PARTS OF THE EXERCISE:
1. Using the article excerpt on innovation in bureaucracy, decide whether each statement agrees with it. For each, answer yes or no and quote the deciding words. (a) The series is edited by a center at George Washington University. (b) Innovation is described as more of a badge in government than in the corporate world. (c) Bureaucracy is said to be built of tradition, stability, and predictability.
2. Transcribe the article excerpt on innovation in bureaucracy from "Article excerpt" up to and including "the public manager.".

Academic journal article The Public Manager

Building Innovative Bureaucracies: Change, Structure, and the Science of Ideas; A New Series on Innovation in Bureaucracy Lays Down a Foundation and Explores the Mechanics of Innovating in the Public Sector-Maturing from an Organization That Is Change Averse, to Change Cognizant, to Change Capable, and Finally to Change Centric

Academic journal article The Public Manager

Building Innovative Bureaucracies: Change, Structure, and the Science of Ideas; A New Series on Innovation in Bureaucracy Lays Down a Foundation and Explores the Mechanics of Innovating in the Public Sector-Maturing from an Organization That Is Change Averse, to Change Cognizant, to Change Capable, and Finally to Change Centric

Article excerpt

Does innovation have meaning for today's public manager? If so, what is that meaning and how does it translate into a practical lever for making government better? This article is the introductory frame for an "Innovative Bureaucracies" series that will seek to address these very important questions to the practice of public management. Edited by the newly-initiated Center for Innovation in Public Service at George Washington University's School of Public Policy and Public Administration, the series will use the foundational discussion of innovation that is presented in this article to explore the mechanics of innovation in public management. In doing so, we hope to provide insight that will make this often ambiguous and "corporate" concept a tangible, executable reality for the public manager.

Innovation is one of those ambiguous terms like leadership that often carries a legacy of connotation in organizations. Although much more of a badge in the corporate world, innovation at times has been heard to echo in the halls of government. Still, the idea of bureaucracy does not exactly flow naturally into this idea of innovation. In a sense, bureaucracy and innovation do not seem to share much in common. Bureaucracy is built of structure--of tradition, stability, and predictability. Innovation, though, is fluid, flexible, and dynamic, with its value derived from the qualities of "newness" and unrecognized potential. Possibly for this reason, the idea of innovation in bureaucracy just does not seem to materialize well. In the absence of the competitive market forces that drive innovation in business, innovation in bureaucracies seems to be even more insubstantial and illusive. But does this signal that innovative bureaucracies are unachievable, or even unnecessary?

[Layout coordinate data]
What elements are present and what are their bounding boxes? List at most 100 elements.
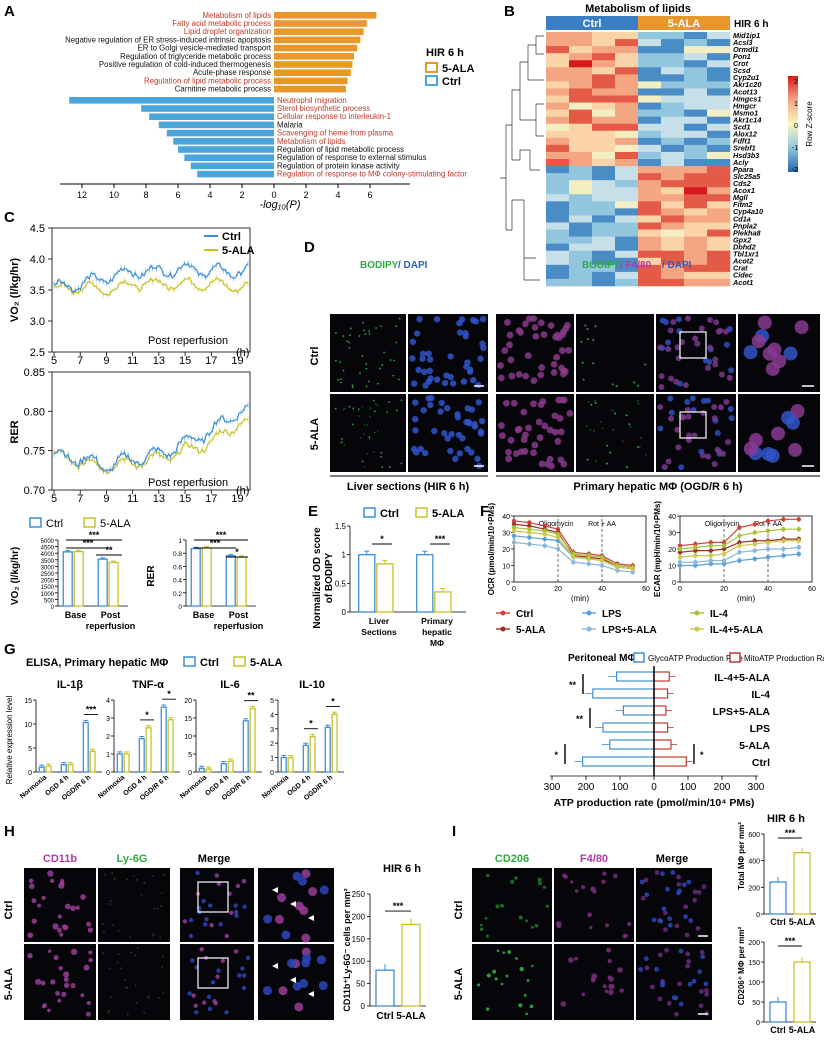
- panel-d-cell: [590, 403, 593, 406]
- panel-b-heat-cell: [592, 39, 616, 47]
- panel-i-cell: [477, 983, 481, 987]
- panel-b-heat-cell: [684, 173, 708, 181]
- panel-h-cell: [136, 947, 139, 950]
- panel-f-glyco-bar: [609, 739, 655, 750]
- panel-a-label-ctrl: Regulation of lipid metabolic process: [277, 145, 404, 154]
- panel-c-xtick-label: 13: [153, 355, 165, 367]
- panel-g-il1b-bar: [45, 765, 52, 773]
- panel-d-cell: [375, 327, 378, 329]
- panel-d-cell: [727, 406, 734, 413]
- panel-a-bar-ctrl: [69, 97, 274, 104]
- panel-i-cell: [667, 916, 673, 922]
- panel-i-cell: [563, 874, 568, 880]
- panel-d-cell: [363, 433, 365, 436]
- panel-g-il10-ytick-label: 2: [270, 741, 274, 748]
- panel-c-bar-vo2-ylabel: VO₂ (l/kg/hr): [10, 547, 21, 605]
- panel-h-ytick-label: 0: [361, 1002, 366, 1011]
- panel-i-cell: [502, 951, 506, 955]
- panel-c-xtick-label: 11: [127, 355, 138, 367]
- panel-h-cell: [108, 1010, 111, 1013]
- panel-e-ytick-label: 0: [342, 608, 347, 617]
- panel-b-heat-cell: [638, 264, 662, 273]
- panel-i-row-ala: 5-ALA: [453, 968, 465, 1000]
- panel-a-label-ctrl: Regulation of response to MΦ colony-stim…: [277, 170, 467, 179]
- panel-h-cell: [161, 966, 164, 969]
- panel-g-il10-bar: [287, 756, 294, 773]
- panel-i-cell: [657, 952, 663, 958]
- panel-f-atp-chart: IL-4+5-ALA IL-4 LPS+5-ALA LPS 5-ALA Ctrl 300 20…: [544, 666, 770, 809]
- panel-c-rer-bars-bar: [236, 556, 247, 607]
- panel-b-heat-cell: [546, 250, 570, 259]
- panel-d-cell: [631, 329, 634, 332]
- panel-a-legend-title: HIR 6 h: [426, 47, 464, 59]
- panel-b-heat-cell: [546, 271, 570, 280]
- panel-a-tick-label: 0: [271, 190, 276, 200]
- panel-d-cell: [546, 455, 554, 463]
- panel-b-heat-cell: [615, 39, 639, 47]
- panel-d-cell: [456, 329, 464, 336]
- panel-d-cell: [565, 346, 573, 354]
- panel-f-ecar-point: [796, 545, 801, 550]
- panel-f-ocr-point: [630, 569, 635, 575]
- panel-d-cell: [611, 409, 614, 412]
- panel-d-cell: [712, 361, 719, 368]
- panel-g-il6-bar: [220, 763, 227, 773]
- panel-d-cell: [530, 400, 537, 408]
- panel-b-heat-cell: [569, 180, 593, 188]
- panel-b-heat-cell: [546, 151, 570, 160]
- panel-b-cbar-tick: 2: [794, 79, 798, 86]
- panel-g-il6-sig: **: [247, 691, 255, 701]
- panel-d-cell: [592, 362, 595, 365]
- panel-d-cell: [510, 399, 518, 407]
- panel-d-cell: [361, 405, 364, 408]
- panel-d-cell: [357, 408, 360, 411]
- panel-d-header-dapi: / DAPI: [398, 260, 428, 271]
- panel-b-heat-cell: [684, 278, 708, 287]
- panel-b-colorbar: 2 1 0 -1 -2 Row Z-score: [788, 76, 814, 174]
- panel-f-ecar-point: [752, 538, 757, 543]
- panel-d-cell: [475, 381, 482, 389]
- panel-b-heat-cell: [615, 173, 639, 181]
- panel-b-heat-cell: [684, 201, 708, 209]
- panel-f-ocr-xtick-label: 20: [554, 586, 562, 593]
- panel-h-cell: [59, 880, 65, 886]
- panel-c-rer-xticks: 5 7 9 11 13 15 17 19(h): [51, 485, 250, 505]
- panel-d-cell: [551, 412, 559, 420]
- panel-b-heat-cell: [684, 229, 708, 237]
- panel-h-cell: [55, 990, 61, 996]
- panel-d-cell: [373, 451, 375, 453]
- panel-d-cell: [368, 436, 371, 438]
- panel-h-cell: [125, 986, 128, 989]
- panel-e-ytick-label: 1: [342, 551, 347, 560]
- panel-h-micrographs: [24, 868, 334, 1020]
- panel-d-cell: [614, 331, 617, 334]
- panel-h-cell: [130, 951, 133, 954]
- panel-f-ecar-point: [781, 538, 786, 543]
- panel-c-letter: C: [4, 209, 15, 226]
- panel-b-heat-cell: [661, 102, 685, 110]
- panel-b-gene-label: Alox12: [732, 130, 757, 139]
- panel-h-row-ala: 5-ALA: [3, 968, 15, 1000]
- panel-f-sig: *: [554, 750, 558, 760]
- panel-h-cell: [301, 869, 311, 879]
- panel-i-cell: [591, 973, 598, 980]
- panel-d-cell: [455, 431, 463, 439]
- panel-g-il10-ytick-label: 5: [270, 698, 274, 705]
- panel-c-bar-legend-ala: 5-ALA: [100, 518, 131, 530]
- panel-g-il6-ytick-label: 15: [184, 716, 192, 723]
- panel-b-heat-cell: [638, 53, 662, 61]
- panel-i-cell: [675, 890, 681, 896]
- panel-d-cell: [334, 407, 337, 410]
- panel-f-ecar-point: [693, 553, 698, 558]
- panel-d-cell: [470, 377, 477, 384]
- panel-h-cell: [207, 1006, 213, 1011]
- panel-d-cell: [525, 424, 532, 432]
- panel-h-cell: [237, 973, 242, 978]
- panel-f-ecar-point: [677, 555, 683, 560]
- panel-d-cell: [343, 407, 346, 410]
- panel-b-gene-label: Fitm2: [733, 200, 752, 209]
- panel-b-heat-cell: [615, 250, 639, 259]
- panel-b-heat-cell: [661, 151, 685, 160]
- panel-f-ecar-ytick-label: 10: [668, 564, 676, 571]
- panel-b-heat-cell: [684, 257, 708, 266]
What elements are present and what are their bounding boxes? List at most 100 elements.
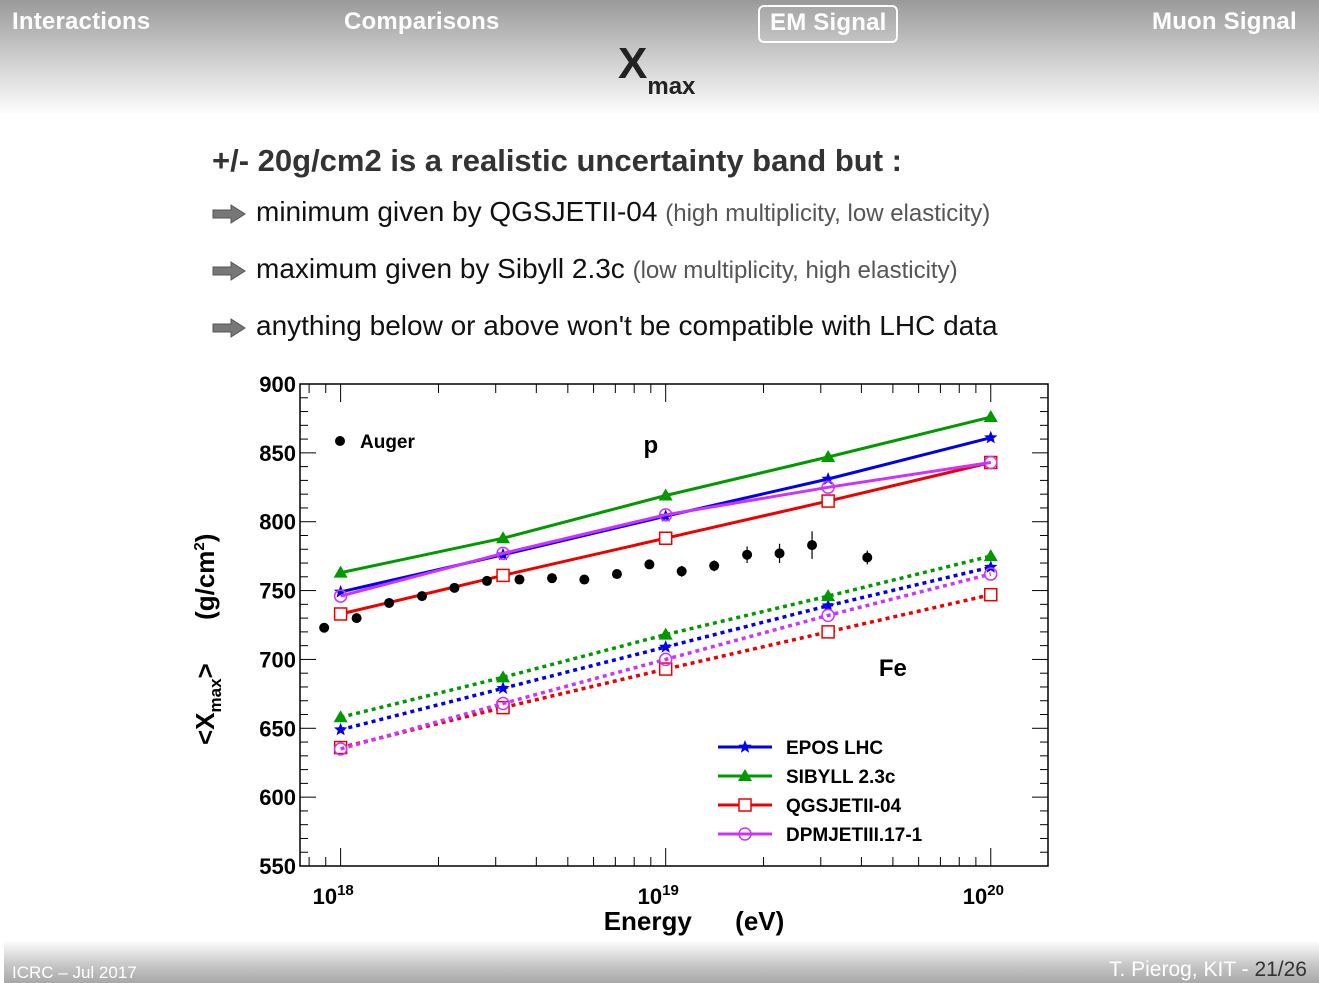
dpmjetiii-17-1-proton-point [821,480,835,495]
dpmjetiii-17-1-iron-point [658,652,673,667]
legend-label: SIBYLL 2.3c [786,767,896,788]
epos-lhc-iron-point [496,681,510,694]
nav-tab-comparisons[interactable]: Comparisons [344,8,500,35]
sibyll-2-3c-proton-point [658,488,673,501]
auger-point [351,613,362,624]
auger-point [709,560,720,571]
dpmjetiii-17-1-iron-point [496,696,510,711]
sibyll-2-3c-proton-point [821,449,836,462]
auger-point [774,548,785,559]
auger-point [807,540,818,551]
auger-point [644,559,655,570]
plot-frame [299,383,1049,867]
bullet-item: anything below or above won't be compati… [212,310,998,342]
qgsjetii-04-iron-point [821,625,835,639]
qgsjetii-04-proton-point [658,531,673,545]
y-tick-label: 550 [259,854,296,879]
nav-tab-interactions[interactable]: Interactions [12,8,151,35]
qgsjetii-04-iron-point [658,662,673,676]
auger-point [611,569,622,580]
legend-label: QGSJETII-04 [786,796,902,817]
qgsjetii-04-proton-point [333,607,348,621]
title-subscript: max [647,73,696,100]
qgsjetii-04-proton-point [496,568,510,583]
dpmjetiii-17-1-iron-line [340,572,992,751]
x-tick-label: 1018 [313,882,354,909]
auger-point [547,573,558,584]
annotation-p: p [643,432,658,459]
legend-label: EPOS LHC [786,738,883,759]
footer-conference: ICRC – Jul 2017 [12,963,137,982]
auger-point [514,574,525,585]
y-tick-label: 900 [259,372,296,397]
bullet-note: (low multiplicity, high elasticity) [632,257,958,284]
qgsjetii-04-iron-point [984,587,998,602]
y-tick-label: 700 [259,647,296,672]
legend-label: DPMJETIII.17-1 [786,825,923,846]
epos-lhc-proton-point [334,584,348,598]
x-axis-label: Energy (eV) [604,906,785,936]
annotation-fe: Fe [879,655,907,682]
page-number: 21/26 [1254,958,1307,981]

RESPONSES TO THE EXERCISE:
1.
(a) Yes: "Edited by the newly-initiated Center for Innovation in Public Service at George Washington University's School of Public Policy and Public Administration"
(b) No: "Although much more of a badge in the corporate world, innovation at times has been heard to echo in the halls of government."
(c) Yes: "Bureaucracy is built of structure--of tradition, stability, and predictability."

2.
Article excerpt

Does innovation have meaning for today's public manager? If so, what is that meaning and how does it translate into a practical lever for making government better? This article is the introductory frame for an "Innovative Bureaucracies" series that will seek to address these very important questions to the practice of public management. Edited by the newly-initiated Center for Innovation in Public Service at George Washington University's School of Public Policy and Public Administration, the series will use the foundational discussion of innovation that is presented in this article to explore the mechanics of innovation in public management. In doing so, we hope to provide insight that will make this often ambiguous and "corporate" concept a tangible, executable reality for the public manager.